== THE RECORDS ==

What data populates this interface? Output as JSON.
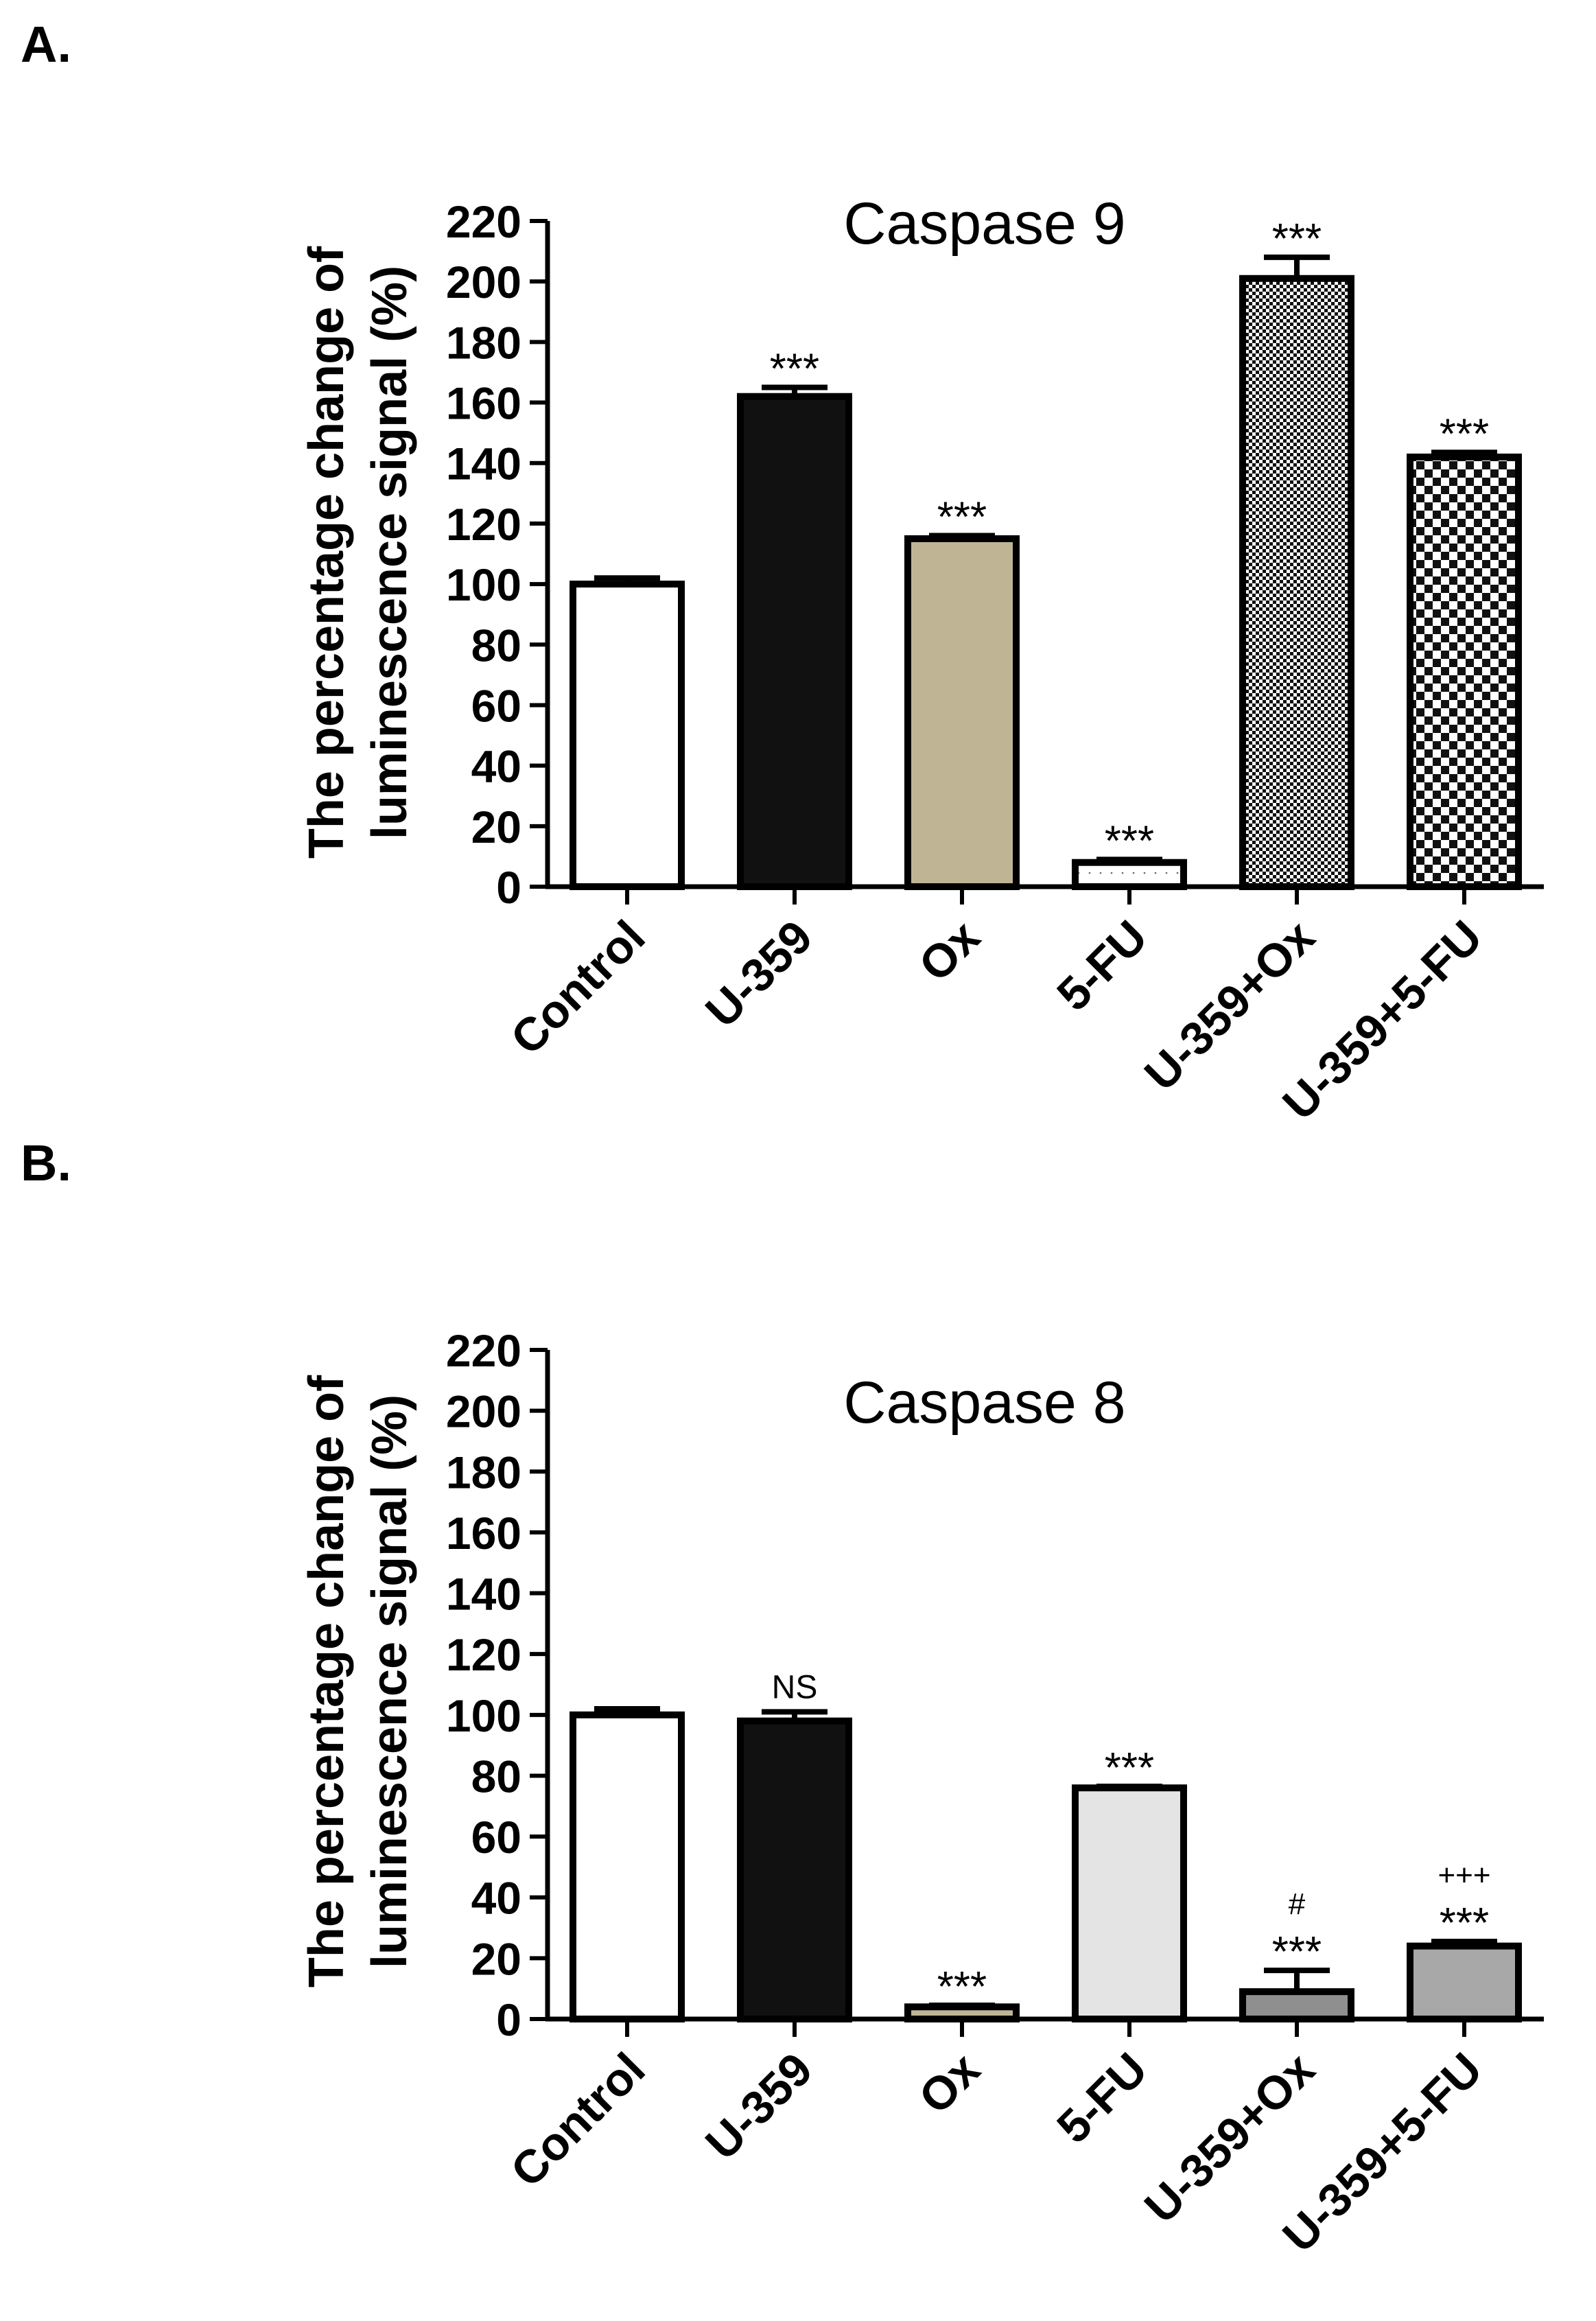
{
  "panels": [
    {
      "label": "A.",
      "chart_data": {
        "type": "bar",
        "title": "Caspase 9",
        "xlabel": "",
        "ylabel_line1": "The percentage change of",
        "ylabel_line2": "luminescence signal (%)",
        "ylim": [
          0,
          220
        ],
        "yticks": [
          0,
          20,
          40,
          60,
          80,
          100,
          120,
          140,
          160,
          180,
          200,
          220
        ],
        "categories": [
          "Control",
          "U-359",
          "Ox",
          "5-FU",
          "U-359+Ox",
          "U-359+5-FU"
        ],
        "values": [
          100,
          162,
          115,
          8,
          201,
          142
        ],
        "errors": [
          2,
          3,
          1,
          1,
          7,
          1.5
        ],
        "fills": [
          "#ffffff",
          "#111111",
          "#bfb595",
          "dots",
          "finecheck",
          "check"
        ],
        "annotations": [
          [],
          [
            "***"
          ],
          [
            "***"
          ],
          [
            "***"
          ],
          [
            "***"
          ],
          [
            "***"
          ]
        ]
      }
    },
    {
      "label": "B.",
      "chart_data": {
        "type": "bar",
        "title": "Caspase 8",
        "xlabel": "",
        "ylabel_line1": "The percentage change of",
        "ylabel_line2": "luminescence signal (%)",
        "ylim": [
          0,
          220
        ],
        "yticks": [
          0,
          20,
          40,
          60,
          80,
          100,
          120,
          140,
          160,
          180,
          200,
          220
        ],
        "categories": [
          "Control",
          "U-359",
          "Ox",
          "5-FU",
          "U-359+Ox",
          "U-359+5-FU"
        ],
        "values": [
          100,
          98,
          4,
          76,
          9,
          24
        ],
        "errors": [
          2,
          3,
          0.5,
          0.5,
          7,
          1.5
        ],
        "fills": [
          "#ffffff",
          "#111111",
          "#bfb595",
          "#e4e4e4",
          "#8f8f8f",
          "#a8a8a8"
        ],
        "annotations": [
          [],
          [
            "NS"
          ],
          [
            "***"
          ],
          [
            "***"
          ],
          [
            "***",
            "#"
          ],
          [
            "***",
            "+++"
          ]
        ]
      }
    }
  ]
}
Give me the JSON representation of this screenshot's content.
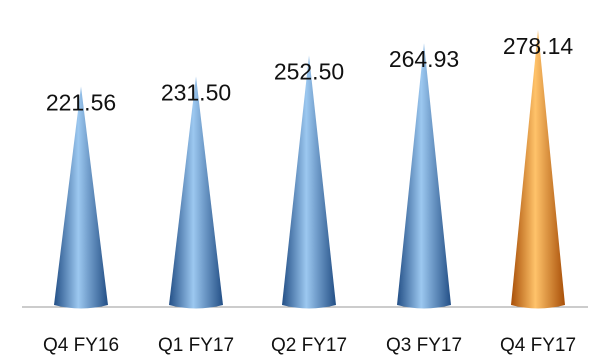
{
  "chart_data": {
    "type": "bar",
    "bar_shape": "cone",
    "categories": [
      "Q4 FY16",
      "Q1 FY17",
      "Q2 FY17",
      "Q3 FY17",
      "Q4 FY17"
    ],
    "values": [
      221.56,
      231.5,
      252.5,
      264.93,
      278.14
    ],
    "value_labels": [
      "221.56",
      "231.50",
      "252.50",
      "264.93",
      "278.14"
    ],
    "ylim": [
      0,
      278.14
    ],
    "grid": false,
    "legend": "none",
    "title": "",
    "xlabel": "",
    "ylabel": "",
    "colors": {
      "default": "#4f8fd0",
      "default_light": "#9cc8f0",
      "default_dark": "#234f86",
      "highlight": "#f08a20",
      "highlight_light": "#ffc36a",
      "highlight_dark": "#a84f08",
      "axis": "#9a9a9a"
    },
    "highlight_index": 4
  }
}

===

THE REQUEST ::
All of the records above must be copied exactly, except for the pictures.

RESPONSE TO THIS TASK ::
What data populates this interface? Output as JSON.
{
  "panels": [
    {
      "label": "A.",
      "chart_data": {
        "type": "bar",
        "title": "Caspase 9",
        "xlabel": "",
        "ylabel_line1": "The percentage change of",
        "ylabel_line2": "luminescence signal (%)",
        "ylim": [
          0,
          220
        ],
        "yticks": [
          0,
          20,
          40,
          60,
          80,
          100,
          120,
          140,
          160,
          180,
          200,
          220
        ],
        "categories": [
          "Control",
          "U-359",
          "Ox",
          "5-FU",
          "U-359+Ox",
          "U-359+5-FU"
        ],
        "values": [
          100,
          162,
          115,
          8,
          201,
          142
        ],
        "errors": [
          2,
          3,
          1,
          1,
          7,
          1.5
        ],
        "fills": [
          "#ffffff",
          "#111111",
          "#bfb595",
          "dots",
          "finecheck",
          "check"
        ],
        "annotations": [
          [],
          [
            "***"
          ],
          [
            "***"
          ],
          [
            "***"
          ],
          [
            "***"
          ],
          [
            "***"
          ]
        ]
      }
    },
    {
      "label": "B.",
      "chart_data": {
        "type": "bar",
        "title": "Caspase 8",
        "xlabel": "",
        "ylabel_line1": "The percentage change of",
        "ylabel_line2": "luminescence signal (%)",
        "ylim": [
          0,
          220
        ],
        "yticks": [
          0,
          20,
          40,
          60,
          80,
          100,
          120,
          140,
          160,
          180,
          200,
          220
        ],
        "categories": [
          "Control",
          "U-359",
          "Ox",
          "5-FU",
          "U-359+Ox",
          "U-359+5-FU"
        ],
        "values": [
          100,
          98,
          4,
          76,
          9,
          24
        ],
        "errors": [
          2,
          3,
          0.5,
          0.5,
          7,
          1.5
        ],
        "fills": [
          "#ffffff",
          "#111111",
          "#bfb595",
          "#e4e4e4",
          "#8f8f8f",
          "#a8a8a8"
        ],
        "annotations": [
          [],
          [
            "NS"
          ],
          [
            "***"
          ],
          [
            "***"
          ],
          [
            "***",
            "#"
          ],
          [
            "***",
            "+++"
          ]
        ]
      }
    }
  ]
}
Give me the JSON representation of this screenshot's content.
{
  "chart_data": {
    "type": "bar",
    "bar_shape": "cone",
    "categories": [
      "Q4 FY16",
      "Q1 FY17",
      "Q2 FY17",
      "Q3 FY17",
      "Q4 FY17"
    ],
    "values": [
      221.56,
      231.5,
      252.5,
      264.93,
      278.14
    ],
    "value_labels": [
      "221.56",
      "231.50",
      "252.50",
      "264.93",
      "278.14"
    ],
    "ylim": [
      0,
      278.14
    ],
    "grid": false,
    "legend": "none",
    "title": "",
    "xlabel": "",
    "ylabel": "",
    "colors": {
      "default": "#4f8fd0",
      "default_light": "#9cc8f0",
      "default_dark": "#234f86",
      "highlight": "#f08a20",
      "highlight_light": "#ffc36a",
      "highlight_dark": "#a84f08",
      "axis": "#9a9a9a"
    },
    "highlight_index": 4
  }
}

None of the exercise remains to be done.